··· Recorded information ···
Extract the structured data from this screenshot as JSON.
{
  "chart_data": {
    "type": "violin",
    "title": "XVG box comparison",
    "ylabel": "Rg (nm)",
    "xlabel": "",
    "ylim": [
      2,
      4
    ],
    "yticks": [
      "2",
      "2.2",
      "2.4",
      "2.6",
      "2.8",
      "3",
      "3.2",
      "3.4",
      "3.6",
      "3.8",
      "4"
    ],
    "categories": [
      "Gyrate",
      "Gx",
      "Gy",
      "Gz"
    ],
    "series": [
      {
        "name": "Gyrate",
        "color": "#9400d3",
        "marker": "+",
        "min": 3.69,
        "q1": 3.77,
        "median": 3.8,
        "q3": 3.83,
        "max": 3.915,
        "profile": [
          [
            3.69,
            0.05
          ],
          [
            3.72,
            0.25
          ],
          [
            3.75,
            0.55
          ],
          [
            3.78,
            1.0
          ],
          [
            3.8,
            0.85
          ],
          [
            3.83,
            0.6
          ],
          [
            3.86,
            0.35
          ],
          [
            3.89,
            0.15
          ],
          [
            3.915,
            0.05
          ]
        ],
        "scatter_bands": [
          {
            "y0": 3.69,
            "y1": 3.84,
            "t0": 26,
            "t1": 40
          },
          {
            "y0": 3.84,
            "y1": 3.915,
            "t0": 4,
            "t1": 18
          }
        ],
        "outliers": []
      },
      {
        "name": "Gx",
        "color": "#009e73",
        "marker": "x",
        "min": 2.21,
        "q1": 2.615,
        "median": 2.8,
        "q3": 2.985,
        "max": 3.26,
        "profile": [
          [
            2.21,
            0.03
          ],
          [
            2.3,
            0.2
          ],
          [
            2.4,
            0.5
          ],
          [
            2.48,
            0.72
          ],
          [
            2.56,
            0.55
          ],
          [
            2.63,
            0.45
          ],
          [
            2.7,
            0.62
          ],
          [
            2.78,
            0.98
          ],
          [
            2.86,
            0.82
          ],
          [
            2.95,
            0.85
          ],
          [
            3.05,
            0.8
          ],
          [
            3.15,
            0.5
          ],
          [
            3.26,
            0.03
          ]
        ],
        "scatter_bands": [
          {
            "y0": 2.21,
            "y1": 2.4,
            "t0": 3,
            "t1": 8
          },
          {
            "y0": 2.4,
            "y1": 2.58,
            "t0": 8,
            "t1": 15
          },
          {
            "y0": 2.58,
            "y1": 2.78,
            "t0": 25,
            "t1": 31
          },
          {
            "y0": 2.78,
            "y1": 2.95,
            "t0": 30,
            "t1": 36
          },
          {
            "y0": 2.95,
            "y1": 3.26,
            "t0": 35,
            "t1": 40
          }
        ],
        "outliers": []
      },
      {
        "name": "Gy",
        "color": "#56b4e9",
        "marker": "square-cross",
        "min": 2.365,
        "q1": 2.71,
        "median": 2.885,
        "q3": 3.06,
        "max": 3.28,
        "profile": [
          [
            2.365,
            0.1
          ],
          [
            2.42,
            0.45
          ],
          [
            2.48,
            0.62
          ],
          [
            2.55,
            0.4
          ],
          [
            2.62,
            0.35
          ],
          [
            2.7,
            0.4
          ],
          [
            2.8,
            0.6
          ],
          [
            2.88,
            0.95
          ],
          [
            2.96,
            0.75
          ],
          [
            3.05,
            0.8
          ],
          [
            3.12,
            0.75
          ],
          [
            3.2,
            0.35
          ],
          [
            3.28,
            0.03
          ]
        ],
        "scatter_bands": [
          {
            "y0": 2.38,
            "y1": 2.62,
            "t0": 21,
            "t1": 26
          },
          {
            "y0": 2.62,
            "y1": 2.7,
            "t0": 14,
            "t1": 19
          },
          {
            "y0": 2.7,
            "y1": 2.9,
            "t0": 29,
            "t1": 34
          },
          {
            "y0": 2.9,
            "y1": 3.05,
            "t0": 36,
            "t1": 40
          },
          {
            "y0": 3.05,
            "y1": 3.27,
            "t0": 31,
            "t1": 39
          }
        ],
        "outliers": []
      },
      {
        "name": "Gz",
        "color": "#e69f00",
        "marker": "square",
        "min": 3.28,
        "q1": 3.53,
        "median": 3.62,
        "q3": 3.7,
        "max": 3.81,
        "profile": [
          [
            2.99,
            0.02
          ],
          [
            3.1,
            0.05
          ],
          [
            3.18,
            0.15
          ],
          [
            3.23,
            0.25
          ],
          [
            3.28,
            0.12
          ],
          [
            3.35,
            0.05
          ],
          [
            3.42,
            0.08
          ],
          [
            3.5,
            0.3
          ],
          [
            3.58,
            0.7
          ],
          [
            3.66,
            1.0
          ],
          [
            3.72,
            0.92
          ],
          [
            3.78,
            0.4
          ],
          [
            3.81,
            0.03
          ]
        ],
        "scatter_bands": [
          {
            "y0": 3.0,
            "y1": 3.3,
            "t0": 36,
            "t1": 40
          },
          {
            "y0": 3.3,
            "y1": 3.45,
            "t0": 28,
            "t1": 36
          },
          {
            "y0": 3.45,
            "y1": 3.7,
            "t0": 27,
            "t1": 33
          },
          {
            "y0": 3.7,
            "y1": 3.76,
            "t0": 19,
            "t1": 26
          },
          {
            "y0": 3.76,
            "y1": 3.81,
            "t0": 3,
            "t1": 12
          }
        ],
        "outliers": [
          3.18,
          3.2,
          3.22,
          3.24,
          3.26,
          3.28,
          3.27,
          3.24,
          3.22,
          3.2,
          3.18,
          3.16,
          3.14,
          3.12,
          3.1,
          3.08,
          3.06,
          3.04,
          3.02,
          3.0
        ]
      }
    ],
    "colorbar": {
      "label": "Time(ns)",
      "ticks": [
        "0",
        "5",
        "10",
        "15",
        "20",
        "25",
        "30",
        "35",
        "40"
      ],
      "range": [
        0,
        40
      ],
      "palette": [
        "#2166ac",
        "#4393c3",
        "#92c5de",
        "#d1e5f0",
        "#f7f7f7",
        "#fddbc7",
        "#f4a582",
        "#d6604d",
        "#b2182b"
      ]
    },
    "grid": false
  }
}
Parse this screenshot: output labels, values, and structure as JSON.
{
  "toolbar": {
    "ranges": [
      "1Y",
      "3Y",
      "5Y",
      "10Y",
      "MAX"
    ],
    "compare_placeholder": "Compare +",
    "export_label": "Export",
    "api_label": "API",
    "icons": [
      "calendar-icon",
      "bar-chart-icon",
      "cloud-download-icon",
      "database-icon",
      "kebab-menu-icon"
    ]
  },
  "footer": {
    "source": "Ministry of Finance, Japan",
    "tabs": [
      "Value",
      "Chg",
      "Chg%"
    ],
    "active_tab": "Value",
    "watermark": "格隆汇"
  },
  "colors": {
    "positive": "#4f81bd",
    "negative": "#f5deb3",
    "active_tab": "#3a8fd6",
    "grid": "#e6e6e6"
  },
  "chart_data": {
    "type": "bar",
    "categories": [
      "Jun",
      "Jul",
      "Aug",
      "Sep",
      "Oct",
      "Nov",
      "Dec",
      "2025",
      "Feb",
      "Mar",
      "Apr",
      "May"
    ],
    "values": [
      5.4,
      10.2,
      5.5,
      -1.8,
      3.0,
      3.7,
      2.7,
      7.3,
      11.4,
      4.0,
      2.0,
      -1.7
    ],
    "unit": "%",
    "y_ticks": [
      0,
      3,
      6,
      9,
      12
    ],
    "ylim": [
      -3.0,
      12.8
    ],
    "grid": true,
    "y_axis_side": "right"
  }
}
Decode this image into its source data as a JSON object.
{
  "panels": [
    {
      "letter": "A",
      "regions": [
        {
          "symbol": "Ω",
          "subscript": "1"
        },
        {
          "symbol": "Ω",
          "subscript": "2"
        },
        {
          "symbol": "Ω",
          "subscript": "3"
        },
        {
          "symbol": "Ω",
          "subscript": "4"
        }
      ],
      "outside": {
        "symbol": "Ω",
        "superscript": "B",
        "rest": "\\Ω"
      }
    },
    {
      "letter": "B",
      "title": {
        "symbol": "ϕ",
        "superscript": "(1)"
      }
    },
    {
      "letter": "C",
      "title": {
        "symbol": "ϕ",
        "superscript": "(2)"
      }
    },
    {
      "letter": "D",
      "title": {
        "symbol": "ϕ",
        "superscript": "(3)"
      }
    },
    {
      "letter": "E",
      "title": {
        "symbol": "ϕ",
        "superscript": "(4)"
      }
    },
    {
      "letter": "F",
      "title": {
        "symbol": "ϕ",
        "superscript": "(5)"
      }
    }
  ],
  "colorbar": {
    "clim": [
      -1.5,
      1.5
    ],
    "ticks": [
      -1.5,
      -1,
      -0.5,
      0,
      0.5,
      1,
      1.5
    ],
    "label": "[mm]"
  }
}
···
▶ **Request**
The lines to quote run from the one containing "Decode this image" through the final line of the material above; please give them exactly, both ends included, and nothing else.

▶ **Solution to the exercise**
Decode this image into its source data as a JSON object.
{
  "panels": [
    {
      "letter": "A",
      "regions": [
        {
          "symbol": "Ω",
          "subscript": "1"
        },
        {
          "symbol": "Ω",
          "subscript": "2"
        },
        {
          "symbol": "Ω",
          "subscript": "3"
        },
        {
          "symbol": "Ω",
          "subscript": "4"
        }
      ],
      "outside": {
        "symbol": "Ω",
        "superscript": "B",
        "rest": "\\Ω"
      }
    },
    {
      "letter": "B",
      "title": {
        "symbol": "ϕ",
        "superscript": "(1)"
      }
    },
    {
      "letter": "C",
      "title": {
        "symbol": "ϕ",
        "superscript": "(2)"
      }
    },
    {
      "letter": "D",
      "title": {
        "symbol": "ϕ",
        "superscript": "(3)"
      }
    },
    {
      "letter": "E",
      "title": {
        "symbol": "ϕ",
        "superscript": "(4)"
      }
    },
    {
      "letter": "F",
      "title": {
        "symbol": "ϕ",
        "superscript": "(5)"
      }
    }
  ],
  "colorbar": {
    "clim": [
      -1.5,
      1.5
    ],
    "ticks": [
      -1.5,
      -1,
      -0.5,
      0,
      0.5,
      1,
      1.5
    ],
    "label": "[mm]"
  }
}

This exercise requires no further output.